◆ TASK TO COMPLETE:
Among the lines below, list those containing the string "JSON".

◆ TASK DATA:
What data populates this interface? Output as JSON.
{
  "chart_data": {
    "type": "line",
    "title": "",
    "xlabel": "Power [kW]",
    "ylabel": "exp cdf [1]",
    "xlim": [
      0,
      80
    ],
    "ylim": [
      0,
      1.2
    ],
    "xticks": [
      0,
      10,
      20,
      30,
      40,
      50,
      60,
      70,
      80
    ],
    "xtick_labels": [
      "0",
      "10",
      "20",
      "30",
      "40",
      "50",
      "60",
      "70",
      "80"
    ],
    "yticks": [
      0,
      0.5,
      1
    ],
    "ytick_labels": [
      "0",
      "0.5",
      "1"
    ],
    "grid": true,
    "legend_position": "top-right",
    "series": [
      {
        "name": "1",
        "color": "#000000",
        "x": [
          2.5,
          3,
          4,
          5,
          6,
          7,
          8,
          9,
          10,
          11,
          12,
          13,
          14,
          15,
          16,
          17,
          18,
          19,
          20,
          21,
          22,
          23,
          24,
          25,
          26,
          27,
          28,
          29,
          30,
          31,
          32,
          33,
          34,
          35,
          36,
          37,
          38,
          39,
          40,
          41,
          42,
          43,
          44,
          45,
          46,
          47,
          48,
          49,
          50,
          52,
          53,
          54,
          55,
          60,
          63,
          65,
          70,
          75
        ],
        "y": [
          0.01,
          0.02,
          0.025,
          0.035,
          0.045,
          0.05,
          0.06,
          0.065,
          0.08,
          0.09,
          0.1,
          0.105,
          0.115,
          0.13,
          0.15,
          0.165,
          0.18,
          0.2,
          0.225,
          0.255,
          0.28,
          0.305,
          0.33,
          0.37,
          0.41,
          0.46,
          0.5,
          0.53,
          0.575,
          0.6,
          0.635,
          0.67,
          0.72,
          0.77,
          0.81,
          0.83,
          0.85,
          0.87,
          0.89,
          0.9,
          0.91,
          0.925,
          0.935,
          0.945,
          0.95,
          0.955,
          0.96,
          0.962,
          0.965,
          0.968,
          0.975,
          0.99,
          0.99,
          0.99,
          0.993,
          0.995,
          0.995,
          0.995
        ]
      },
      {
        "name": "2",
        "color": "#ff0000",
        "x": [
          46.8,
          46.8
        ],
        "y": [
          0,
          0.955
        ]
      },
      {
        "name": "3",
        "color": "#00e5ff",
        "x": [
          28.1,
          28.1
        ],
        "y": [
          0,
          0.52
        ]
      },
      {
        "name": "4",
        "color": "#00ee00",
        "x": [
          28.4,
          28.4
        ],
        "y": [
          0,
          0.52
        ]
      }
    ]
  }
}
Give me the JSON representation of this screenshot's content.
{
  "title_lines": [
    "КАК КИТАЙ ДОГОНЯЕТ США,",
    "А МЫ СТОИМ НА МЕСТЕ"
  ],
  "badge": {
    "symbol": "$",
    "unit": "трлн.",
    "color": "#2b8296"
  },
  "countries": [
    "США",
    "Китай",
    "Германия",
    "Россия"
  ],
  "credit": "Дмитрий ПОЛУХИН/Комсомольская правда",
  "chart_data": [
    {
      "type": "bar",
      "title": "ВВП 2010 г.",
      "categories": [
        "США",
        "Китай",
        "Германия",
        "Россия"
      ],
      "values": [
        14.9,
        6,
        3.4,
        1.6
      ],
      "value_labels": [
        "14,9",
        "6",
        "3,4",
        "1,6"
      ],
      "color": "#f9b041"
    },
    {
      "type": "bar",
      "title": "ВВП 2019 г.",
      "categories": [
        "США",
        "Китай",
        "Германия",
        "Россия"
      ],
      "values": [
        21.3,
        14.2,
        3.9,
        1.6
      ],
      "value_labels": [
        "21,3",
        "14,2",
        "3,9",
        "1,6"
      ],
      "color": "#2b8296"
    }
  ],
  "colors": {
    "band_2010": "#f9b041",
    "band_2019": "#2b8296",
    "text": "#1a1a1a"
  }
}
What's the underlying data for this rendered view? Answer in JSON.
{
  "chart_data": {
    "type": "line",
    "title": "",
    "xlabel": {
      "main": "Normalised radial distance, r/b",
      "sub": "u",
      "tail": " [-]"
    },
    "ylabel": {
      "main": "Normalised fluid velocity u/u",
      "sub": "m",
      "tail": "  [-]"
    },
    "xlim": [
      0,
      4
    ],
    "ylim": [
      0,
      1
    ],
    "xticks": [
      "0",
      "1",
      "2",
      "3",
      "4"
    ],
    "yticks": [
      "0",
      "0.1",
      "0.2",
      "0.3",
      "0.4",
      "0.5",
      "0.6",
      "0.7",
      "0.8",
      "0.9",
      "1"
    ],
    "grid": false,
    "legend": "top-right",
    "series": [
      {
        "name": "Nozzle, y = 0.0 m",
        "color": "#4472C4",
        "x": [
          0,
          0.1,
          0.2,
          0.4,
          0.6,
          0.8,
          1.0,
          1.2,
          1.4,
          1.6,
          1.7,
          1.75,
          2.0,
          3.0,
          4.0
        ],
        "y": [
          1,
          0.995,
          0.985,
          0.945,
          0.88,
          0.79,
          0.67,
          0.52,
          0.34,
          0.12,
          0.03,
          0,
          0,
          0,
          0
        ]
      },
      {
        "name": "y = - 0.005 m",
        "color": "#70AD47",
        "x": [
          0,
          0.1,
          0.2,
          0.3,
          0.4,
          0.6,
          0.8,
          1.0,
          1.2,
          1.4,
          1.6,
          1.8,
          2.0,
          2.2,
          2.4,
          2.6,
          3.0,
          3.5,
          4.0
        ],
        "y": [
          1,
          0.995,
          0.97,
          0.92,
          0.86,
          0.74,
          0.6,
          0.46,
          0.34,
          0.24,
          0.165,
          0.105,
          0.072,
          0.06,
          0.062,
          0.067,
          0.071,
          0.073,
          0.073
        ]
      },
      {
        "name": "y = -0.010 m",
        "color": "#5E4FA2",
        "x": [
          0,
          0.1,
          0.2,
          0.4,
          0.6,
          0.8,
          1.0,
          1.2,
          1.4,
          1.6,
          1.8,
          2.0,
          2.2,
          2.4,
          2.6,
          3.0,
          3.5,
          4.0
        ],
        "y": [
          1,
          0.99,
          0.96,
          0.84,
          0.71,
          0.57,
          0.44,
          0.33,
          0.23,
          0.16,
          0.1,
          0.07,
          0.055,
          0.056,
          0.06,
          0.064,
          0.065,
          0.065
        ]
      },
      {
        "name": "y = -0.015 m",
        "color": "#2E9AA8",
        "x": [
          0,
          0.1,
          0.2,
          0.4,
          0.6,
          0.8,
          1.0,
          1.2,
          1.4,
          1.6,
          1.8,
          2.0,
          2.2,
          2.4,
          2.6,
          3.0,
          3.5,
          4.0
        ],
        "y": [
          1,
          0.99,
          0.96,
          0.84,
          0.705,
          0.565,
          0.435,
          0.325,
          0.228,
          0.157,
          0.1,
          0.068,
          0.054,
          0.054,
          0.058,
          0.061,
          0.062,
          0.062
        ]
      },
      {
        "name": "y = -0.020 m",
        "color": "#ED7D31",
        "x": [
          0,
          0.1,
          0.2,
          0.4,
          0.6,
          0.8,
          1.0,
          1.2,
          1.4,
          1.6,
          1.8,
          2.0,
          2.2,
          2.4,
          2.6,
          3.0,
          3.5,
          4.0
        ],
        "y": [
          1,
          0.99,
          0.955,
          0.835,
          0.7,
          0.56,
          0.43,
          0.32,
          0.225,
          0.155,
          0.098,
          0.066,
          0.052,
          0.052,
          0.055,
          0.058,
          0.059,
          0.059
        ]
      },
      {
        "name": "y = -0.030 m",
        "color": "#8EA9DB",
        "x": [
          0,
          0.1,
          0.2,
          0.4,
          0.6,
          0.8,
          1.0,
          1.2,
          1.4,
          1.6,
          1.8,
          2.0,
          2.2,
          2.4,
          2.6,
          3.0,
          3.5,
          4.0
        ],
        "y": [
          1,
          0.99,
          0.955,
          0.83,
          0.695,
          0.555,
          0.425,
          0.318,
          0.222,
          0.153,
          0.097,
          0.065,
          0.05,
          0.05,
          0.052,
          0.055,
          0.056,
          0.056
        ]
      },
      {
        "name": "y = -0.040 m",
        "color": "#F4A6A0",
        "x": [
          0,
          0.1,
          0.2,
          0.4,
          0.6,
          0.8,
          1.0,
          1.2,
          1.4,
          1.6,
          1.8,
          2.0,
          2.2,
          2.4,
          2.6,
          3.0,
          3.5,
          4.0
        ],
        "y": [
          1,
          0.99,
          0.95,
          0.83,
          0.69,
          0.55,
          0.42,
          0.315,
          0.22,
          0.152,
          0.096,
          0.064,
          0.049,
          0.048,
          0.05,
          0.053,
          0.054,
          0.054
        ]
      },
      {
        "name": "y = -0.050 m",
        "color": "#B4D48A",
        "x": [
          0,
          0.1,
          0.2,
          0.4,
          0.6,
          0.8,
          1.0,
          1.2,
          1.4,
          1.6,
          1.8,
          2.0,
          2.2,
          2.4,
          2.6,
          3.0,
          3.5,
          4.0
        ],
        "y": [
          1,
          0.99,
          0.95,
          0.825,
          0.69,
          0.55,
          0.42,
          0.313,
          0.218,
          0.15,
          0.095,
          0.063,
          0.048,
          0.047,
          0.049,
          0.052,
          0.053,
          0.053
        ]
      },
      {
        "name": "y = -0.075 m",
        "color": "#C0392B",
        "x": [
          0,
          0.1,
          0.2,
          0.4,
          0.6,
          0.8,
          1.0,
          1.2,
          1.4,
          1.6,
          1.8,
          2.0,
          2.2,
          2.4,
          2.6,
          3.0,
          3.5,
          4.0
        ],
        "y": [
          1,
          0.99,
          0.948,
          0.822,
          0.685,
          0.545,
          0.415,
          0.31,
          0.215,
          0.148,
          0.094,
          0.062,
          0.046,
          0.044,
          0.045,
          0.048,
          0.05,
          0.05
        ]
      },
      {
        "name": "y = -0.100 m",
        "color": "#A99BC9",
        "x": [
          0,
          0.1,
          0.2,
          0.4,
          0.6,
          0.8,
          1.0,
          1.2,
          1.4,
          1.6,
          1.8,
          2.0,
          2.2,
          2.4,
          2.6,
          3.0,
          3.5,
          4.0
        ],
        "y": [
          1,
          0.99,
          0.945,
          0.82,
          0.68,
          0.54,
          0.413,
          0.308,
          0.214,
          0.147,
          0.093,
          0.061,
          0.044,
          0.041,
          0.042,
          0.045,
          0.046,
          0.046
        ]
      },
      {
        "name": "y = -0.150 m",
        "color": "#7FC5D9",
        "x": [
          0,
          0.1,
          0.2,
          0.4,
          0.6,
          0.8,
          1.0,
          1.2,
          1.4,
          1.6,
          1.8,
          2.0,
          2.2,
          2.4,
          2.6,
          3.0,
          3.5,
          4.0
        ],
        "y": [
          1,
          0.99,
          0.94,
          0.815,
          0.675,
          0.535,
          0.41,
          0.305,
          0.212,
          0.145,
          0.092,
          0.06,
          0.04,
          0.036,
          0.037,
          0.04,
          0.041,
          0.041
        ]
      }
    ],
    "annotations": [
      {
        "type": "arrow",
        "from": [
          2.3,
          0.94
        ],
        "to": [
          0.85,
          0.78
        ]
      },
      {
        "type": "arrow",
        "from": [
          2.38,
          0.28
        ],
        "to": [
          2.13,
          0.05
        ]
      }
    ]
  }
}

◆ RESULT FOR THIS EXERCISE:
What data populates this interface? Output as JSON.
Give me the JSON representation of this screenshot's content.
What's the underlying data for this rendered view? Answer in JSON.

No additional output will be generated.